Search the records below for the word "data". Pull out each line that has it.
=== SOURCE RECORDS ===
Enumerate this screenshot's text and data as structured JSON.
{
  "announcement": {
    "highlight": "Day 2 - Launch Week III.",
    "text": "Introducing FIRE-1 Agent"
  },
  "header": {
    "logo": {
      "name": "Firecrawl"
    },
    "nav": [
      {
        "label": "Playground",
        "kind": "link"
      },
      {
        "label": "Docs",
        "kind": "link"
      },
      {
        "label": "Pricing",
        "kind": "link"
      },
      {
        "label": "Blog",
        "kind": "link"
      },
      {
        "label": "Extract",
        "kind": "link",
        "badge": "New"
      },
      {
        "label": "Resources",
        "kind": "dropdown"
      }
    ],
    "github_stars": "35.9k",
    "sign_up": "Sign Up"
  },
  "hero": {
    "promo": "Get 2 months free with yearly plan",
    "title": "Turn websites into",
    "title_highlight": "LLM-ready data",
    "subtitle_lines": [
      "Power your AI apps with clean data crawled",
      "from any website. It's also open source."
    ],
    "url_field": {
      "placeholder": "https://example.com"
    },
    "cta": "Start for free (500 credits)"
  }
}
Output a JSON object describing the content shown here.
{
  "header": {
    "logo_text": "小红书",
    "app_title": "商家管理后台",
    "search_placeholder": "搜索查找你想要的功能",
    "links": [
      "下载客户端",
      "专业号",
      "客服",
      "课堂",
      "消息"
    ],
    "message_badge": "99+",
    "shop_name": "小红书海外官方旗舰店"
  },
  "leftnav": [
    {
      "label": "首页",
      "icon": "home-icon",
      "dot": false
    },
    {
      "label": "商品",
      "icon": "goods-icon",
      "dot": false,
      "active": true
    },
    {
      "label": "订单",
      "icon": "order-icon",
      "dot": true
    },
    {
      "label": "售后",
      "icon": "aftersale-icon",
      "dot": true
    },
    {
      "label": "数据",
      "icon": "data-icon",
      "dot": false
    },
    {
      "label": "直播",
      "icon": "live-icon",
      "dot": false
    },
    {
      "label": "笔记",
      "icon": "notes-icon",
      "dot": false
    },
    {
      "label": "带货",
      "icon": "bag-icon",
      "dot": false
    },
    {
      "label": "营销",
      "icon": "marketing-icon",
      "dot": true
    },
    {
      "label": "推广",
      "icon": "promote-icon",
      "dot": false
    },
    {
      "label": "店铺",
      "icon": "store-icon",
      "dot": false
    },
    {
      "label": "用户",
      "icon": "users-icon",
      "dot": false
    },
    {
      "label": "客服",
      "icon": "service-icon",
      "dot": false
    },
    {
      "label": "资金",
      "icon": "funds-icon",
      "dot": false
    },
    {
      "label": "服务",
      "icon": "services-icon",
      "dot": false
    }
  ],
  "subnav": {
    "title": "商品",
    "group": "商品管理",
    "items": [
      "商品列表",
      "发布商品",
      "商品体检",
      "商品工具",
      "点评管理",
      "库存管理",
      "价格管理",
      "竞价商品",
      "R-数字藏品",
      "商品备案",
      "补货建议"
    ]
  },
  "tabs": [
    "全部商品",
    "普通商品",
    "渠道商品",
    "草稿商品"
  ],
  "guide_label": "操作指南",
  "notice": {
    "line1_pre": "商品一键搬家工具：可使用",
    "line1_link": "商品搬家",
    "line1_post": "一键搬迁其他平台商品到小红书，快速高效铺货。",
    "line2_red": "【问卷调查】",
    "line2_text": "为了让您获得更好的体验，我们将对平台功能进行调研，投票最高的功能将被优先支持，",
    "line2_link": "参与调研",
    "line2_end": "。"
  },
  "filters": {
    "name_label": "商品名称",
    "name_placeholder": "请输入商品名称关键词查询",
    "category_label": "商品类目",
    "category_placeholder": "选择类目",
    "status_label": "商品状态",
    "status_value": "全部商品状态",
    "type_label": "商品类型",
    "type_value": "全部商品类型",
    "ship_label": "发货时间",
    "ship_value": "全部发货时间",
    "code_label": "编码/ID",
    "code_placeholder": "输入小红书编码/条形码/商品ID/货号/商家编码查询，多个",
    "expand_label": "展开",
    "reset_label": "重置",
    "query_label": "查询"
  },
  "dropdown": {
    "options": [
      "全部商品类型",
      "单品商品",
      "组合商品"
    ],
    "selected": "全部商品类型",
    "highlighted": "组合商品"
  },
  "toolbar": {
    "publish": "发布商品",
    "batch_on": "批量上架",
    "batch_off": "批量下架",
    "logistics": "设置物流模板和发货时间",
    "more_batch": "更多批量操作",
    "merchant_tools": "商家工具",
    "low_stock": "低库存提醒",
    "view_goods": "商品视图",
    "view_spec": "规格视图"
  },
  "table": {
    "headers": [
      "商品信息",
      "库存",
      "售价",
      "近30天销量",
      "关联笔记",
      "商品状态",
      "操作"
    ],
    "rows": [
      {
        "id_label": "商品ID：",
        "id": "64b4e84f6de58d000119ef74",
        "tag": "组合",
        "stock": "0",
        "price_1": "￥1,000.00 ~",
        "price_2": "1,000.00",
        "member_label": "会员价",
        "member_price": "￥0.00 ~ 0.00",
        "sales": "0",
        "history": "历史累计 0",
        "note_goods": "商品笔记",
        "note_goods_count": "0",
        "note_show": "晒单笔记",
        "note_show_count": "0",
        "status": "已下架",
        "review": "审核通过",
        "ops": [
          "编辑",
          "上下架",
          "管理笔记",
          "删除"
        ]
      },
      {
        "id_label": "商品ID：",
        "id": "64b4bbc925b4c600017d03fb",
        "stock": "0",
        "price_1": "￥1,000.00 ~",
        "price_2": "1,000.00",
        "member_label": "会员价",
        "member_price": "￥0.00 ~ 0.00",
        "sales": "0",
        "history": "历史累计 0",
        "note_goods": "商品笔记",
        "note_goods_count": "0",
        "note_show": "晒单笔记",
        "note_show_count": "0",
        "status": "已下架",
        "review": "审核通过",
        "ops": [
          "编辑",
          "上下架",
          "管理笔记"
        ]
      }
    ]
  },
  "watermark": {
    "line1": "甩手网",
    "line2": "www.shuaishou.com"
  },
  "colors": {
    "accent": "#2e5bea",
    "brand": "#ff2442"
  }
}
===
**ANSWER FOR THE TASK:**
Enumerate this screenshot's text and data as structured JSON.
    "title_highlight": "LLM-ready data",
      "Power your AI apps with clean data crawled",
      "icon": "data-icon",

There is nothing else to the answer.